[Data entries for graphics]

+++++

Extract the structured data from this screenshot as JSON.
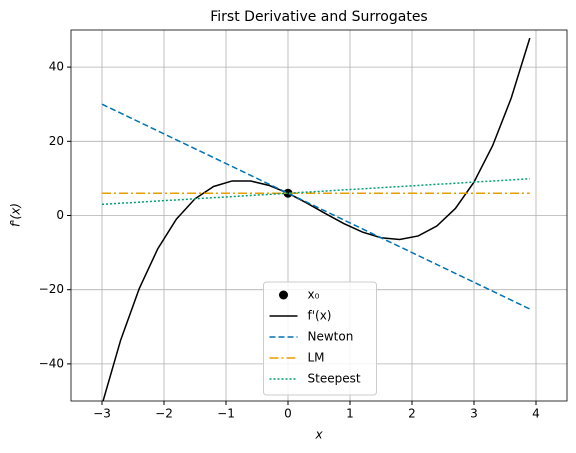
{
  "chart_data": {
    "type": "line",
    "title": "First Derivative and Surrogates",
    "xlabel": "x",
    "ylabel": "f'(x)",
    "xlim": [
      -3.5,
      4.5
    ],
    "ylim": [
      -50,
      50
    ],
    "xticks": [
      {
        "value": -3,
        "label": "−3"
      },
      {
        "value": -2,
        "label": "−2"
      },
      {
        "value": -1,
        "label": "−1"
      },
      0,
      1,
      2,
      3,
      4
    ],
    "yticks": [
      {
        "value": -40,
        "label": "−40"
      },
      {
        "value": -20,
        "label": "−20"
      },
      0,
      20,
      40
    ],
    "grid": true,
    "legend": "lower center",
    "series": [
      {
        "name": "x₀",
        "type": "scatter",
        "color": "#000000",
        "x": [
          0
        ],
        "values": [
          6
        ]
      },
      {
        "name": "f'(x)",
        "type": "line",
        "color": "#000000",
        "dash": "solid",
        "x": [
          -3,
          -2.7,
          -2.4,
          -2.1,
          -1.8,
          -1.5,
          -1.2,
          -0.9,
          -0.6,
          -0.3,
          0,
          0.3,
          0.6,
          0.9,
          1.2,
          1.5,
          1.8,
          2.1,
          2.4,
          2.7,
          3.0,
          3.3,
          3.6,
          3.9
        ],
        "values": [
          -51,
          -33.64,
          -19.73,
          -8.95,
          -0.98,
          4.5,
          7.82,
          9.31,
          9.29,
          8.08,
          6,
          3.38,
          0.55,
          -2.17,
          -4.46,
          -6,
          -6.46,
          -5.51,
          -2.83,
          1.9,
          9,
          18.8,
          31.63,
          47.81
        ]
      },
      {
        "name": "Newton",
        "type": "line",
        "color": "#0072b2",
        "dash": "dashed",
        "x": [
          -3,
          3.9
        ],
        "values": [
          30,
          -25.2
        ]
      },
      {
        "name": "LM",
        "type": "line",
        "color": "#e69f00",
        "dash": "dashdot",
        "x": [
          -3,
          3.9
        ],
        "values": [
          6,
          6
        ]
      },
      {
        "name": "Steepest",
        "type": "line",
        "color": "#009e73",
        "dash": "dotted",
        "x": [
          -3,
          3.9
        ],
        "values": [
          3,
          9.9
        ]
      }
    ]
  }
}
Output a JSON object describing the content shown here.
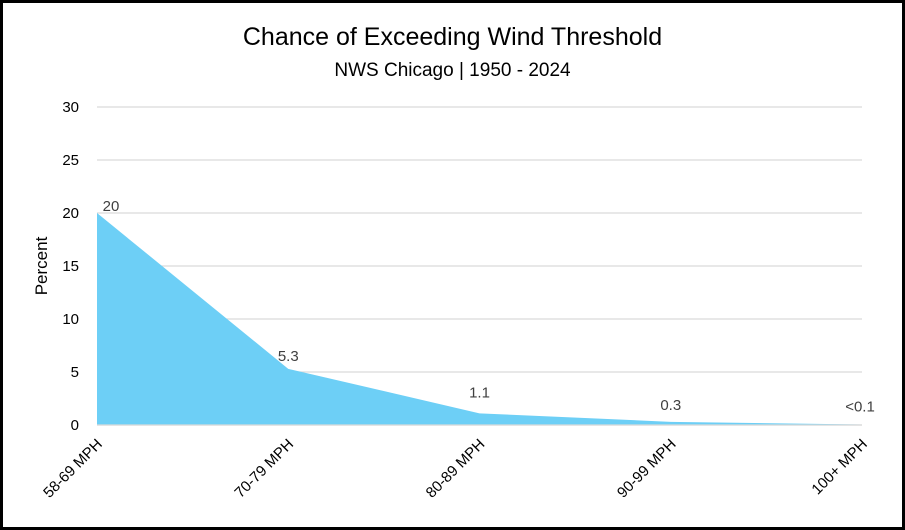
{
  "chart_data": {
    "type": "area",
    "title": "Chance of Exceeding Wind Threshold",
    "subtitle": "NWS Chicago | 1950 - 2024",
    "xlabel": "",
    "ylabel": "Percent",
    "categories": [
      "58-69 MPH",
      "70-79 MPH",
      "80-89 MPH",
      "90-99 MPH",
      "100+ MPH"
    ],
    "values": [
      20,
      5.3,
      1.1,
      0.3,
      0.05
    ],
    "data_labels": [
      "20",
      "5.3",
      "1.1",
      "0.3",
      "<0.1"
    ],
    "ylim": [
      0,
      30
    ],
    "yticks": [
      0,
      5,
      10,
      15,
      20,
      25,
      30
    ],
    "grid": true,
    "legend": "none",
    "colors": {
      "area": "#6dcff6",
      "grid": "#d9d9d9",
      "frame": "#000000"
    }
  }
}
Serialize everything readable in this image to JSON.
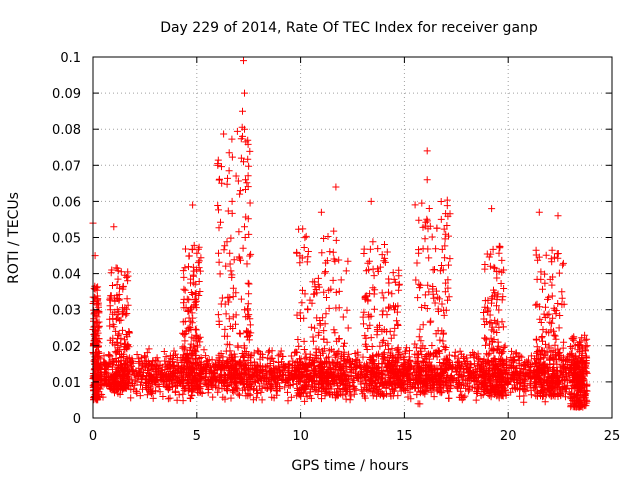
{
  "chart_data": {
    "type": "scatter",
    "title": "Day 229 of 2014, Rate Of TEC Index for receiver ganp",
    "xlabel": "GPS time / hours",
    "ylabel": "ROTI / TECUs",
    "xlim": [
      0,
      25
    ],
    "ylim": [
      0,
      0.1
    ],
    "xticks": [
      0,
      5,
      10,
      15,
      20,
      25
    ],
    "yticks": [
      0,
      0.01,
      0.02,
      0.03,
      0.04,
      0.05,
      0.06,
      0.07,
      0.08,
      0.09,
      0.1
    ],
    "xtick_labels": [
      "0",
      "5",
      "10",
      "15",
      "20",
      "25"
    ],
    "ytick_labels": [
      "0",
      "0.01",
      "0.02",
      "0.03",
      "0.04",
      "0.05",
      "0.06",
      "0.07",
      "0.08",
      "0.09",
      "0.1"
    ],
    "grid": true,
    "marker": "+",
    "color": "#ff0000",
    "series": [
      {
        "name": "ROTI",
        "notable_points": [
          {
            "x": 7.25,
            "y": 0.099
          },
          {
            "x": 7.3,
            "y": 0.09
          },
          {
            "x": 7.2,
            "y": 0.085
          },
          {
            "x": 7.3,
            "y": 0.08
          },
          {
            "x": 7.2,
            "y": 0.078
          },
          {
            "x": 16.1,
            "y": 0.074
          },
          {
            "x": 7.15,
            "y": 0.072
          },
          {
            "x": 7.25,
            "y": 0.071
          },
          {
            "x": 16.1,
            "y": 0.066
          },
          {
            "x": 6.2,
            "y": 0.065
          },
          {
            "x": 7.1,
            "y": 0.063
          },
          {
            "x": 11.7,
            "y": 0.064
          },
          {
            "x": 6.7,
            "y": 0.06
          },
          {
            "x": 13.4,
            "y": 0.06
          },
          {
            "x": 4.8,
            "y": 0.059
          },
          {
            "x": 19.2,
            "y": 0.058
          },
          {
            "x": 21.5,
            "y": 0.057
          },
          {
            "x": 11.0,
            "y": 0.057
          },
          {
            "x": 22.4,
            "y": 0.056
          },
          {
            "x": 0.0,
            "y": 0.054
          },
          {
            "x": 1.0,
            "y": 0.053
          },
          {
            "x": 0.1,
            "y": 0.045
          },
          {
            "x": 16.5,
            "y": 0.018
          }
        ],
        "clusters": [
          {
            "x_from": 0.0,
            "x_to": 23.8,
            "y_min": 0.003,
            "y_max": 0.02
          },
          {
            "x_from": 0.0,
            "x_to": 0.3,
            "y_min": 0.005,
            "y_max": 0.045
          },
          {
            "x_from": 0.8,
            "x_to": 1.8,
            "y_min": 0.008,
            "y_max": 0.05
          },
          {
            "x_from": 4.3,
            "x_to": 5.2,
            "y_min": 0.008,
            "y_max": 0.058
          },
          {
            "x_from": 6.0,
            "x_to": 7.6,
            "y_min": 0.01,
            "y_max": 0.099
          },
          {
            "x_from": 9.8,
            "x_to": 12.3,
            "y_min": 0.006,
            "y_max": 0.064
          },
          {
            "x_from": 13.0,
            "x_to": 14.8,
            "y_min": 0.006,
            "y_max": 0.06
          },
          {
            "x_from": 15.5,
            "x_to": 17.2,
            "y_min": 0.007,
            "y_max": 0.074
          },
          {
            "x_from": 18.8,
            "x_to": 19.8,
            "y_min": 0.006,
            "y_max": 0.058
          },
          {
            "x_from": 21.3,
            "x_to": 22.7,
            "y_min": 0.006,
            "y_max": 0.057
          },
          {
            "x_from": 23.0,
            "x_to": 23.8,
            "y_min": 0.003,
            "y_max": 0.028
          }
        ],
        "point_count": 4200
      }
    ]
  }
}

+++++

Pull out every line containing "this".

Extract the structured data from this screenshot as JSON.
Serialize everything readable in this image to JSON.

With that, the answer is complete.